THE TASK
Work out the number of lines in the records that include the word "barang"; reply with that number alone.
#### DATA SECTION ####
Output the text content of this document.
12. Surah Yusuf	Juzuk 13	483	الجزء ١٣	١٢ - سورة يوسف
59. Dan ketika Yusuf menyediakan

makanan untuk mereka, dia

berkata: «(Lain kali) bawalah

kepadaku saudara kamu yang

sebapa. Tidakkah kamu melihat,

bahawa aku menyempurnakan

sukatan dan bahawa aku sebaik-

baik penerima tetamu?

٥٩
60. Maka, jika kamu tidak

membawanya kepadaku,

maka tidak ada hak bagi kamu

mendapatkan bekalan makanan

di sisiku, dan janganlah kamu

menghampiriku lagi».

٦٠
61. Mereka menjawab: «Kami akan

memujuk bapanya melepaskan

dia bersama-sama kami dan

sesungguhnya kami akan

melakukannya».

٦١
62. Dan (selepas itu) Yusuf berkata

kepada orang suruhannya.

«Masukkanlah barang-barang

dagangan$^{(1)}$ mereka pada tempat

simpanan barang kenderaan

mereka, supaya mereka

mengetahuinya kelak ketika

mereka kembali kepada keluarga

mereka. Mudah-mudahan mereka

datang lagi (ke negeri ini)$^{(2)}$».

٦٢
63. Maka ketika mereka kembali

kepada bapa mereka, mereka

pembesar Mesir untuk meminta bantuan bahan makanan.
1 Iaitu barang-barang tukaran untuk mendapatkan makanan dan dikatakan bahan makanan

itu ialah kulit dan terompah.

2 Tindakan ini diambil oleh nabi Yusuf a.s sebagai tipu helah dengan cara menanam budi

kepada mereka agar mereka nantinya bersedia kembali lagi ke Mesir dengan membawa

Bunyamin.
####
TASK RESULT
3